▸ **Stated exercise**
Write out the data below exactly as given, without any of its pictures.

(Stored records)
———

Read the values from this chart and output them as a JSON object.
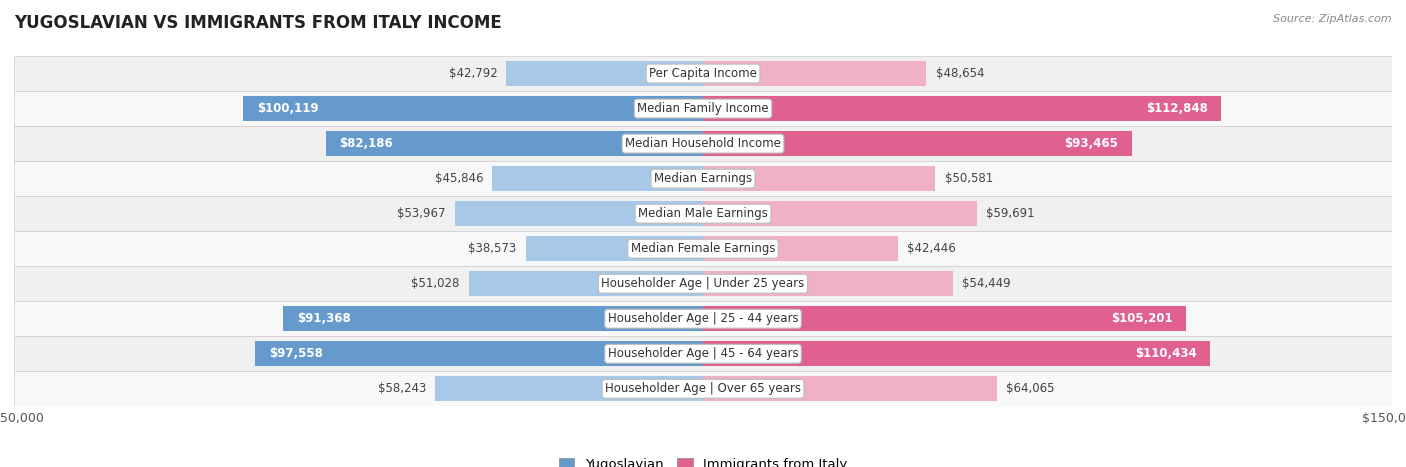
{
  "title": "YUGOSLAVIAN VS IMMIGRANTS FROM ITALY INCOME",
  "source": "Source: ZipAtlas.com",
  "categories": [
    "Per Capita Income",
    "Median Family Income",
    "Median Household Income",
    "Median Earnings",
    "Median Male Earnings",
    "Median Female Earnings",
    "Householder Age | Under 25 years",
    "Householder Age | 25 - 44 years",
    "Householder Age | 45 - 64 years",
    "Householder Age | Over 65 years"
  ],
  "yugoslavian": [
    42792,
    100119,
    82186,
    45846,
    53967,
    38573,
    51028,
    91368,
    97558,
    58243
  ],
  "italy": [
    48654,
    112848,
    93465,
    50581,
    59691,
    42446,
    54449,
    105201,
    110434,
    64065
  ],
  "yugoslavian_labels": [
    "$42,792",
    "$100,119",
    "$82,186",
    "$45,846",
    "$53,967",
    "$38,573",
    "$51,028",
    "$91,368",
    "$97,558",
    "$58,243"
  ],
  "italy_labels": [
    "$48,654",
    "$112,848",
    "$93,465",
    "$50,581",
    "$59,691",
    "$42,446",
    "$54,449",
    "$105,201",
    "$110,434",
    "$64,065"
  ],
  "color_yugoslavian_light": "#a8c8e8",
  "color_yugoslavian_dark": "#6699cc",
  "color_italy_light": "#f0b0c8",
  "color_italy_dark": "#e06090",
  "max_val": 150000,
  "label_fontsize": 8.5,
  "title_fontsize": 12,
  "legend_fontsize": 9.5,
  "inside_threshold": 65000,
  "row_colors": [
    "#f0f0f0",
    "#f8f8f8",
    "#f0f0f0",
    "#f8f8f8",
    "#f0f0f0",
    "#f8f8f8",
    "#f0f0f0",
    "#f8f8f8",
    "#f0f0f0",
    "#f8f8f8"
  ]
}
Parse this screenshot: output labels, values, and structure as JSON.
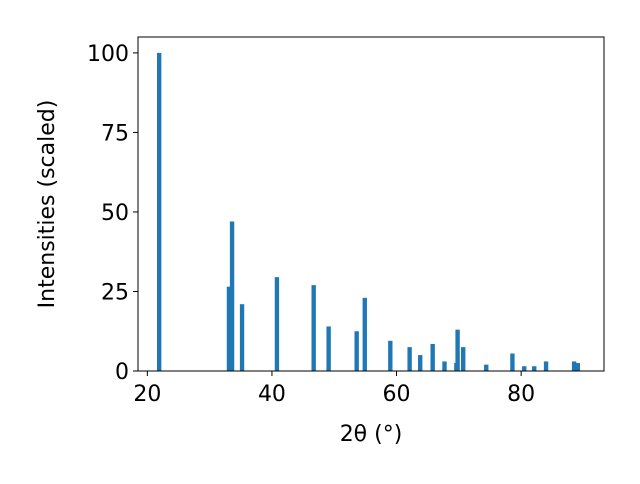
{
  "chart_data": {
    "type": "bar",
    "xlabel": "2θ (°)",
    "ylabel": "Intensities (scaled)",
    "x": [
      21.9,
      33.1,
      33.6,
      35.2,
      40.8,
      46.7,
      49.1,
      53.6,
      54.9,
      59.0,
      62.1,
      63.8,
      65.8,
      67.7,
      69.6,
      69.8,
      70.7,
      74.4,
      78.6,
      80.5,
      82.1,
      84.0,
      88.5,
      89.1
    ],
    "values": [
      100,
      26.5,
      47,
      21,
      29.5,
      27,
      14,
      12.5,
      23,
      9.5,
      7.5,
      5,
      8.5,
      3,
      2.5,
      13,
      7.5,
      2,
      5.5,
      1.5,
      1.5,
      3,
      3,
      2.5
    ],
    "color": "#1f77b4",
    "xlim": [
      18.5,
      93.3
    ],
    "ylim": [
      0,
      105
    ],
    "xticks": [
      20,
      40,
      60,
      80
    ],
    "yticks": [
      0,
      25,
      50,
      75,
      100
    ]
  }
}
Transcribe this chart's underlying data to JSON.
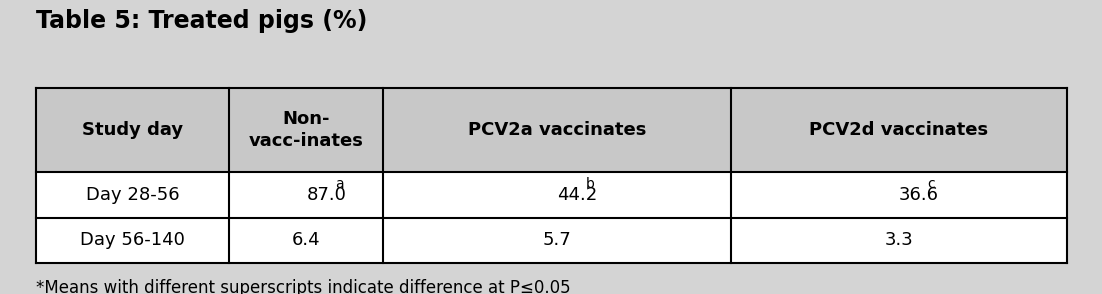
{
  "title": "Table 5: Treated pigs (%)",
  "title_fontsize": 17,
  "title_fontweight": "bold",
  "background_color": "#d4d4d4",
  "table_bg_color": "#ffffff",
  "header_bg_color": "#c8c8c8",
  "border_color": "#000000",
  "col_headers": [
    "Study day",
    "Non-\nvacc­inates",
    "PCV2a vaccinates",
    "PCV2d vaccinates"
  ],
  "rows": [
    [
      "Day 28-56",
      "87.0",
      "a",
      "44.2",
      "b",
      "36.6",
      "c"
    ],
    [
      "Day 56-140",
      "6.4",
      "",
      "5.7",
      "",
      "3.3",
      ""
    ]
  ],
  "footnote": "*Means with different superscripts indicate difference at P≤0.05",
  "footnote_fontsize": 12,
  "header_fontsize": 13,
  "cell_fontsize": 13,
  "figsize": [
    11.02,
    2.94
  ],
  "dpi": 100
}
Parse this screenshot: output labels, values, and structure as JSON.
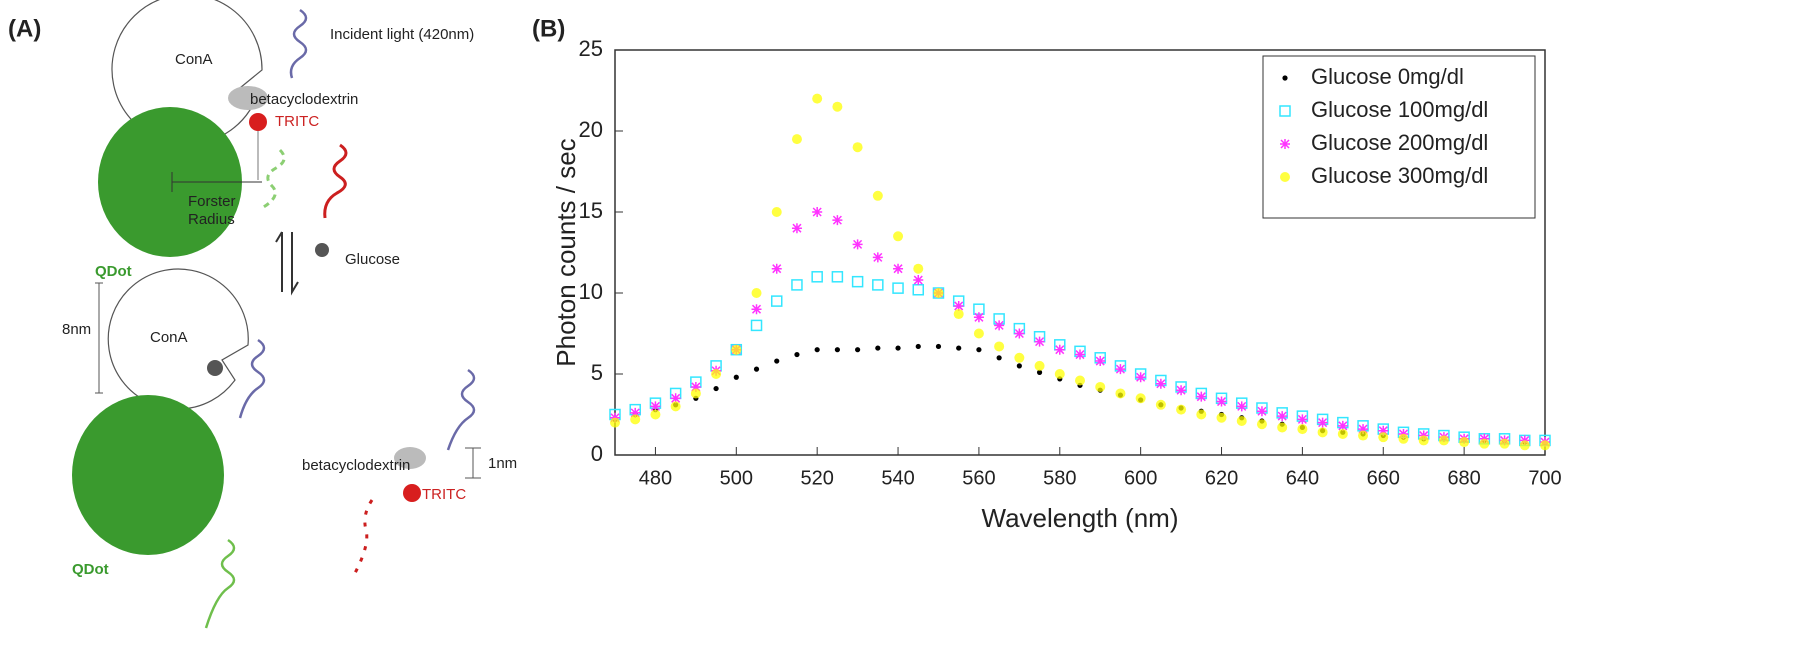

———

▸ **Task solution**
Read the values from this chart and output them as a JSON object.
{
  "title": "YUGOSLAVIAN VS IMMIGRANTS FROM ITALY INCOME",
  "source": "Source: ZipAtlas.com",
  "categories": [
    "Per Capita Income",
    "Median Family Income",
    "Median Household Income",
    "Median Earnings",
    "Median Male Earnings",
    "Median Female Earnings",
    "Householder Age | Under 25 years",
    "Householder Age | 25 - 44 years",
    "Householder Age | 45 - 64 years",
    "Householder Age | Over 65 years"
  ],
  "yugoslavian": [
    42792,
    100119,
    82186,
    45846,
    53967,
    38573,
    51028,
    91368,
    97558,
    58243
  ],
  "italy": [
    48654,
    112848,
    93465,
    50581,
    59691,
    42446,
    54449,
    105201,
    110434,
    64065
  ],
  "yugoslavian_labels": [
    "$42,792",
    "$100,119",
    "$82,186",
    "$45,846",
    "$53,967",
    "$38,573",
    "$51,028",
    "$91,368",
    "$97,558",
    "$58,243"
  ],
  "italy_labels": [
    "$48,654",
    "$112,848",
    "$93,465",
    "$50,581",
    "$59,691",
    "$42,446",
    "$54,449",
    "$105,201",
    "$110,434",
    "$64,065"
  ],
  "color_yugoslavian_light": "#a8c8e8",
  "color_yugoslavian_dark": "#6699cc",
  "color_italy_light": "#f0b0c8",
  "color_italy_dark": "#e06090",
  "max_val": 150000,
  "label_fontsize": 8.5,
  "title_fontsize": 12,
  "legend_fontsize": 9.5,
  "inside_threshold": 65000,
  "row_colors": [
    "#f0f0f0",
    "#f8f8f8",
    "#f0f0f0",
    "#f8f8f8",
    "#f0f0f0",
    "#f8f8f8",
    "#f0f0f0",
    "#f8f8f8",
    "#f0f0f0",
    "#f8f8f8"
  ]
}
Parse this screenshot: output labels, values, and structure as JSON.
{
  "chart_data": {
    "type": "bar",
    "xlabel": "2θ (°)",
    "ylabel": "Intensities (scaled)",
    "x": [
      21.9,
      33.1,
      33.6,
      35.2,
      40.8,
      46.7,
      49.1,
      53.6,
      54.9,
      59.0,
      62.1,
      63.8,
      65.8,
      67.7,
      69.6,
      69.8,
      70.7,
      74.4,
      78.6,
      80.5,
      82.1,
      84.0,
      88.5,
      89.1
    ],
    "values": [
      100,
      26.5,
      47,
      21,
      29.5,
      27,
      14,
      12.5,
      23,
      9.5,
      7.5,
      5,
      8.5,
      3,
      2.5,
      13,
      7.5,
      2,
      5.5,
      1.5,
      1.5,
      3,
      3,
      2.5
    ],
    "color": "#1f77b4",
    "xlim": [
      18.5,
      93.3
    ],
    "ylim": [
      0,
      105
    ],
    "xticks": [
      20,
      40,
      60,
      80
    ],
    "yticks": [
      0,
      25,
      50,
      75,
      100
    ]
  }
}
Transcribe this chart's underlying data to JSON.
{
  "title": "Table 5: Treated pigs (%)",
  "title_fontsize": 17,
  "title_fontweight": "bold",
  "background_color": "#d4d4d4",
  "table_bg_color": "#ffffff",
  "header_bg_color": "#c8c8c8",
  "border_color": "#000000",
  "col_headers": [
    "Study day",
    "Non-\nvacc­inates",
    "PCV2a vaccinates",
    "PCV2d vaccinates"
  ],
  "rows": [
    [
      "Day 28-56",
      "87.0",
      "a",
      "44.2",
      "b",
      "36.6",
      "c"
    ],
    [
      "Day 56-140",
      "6.4",
      "",
      "5.7",
      "",
      "3.3",
      ""
    ]
  ],
  "footnote": "*Means with different superscripts indicate difference at P≤0.05",
  "footnote_fontsize": 12,
  "header_fontsize": 13,
  "cell_fontsize": 13,
  "figsize": [
    11.02,
    2.94
  ],
  "dpi": 100
}
Parse this screenshot: output labels, values, and structure as JSON.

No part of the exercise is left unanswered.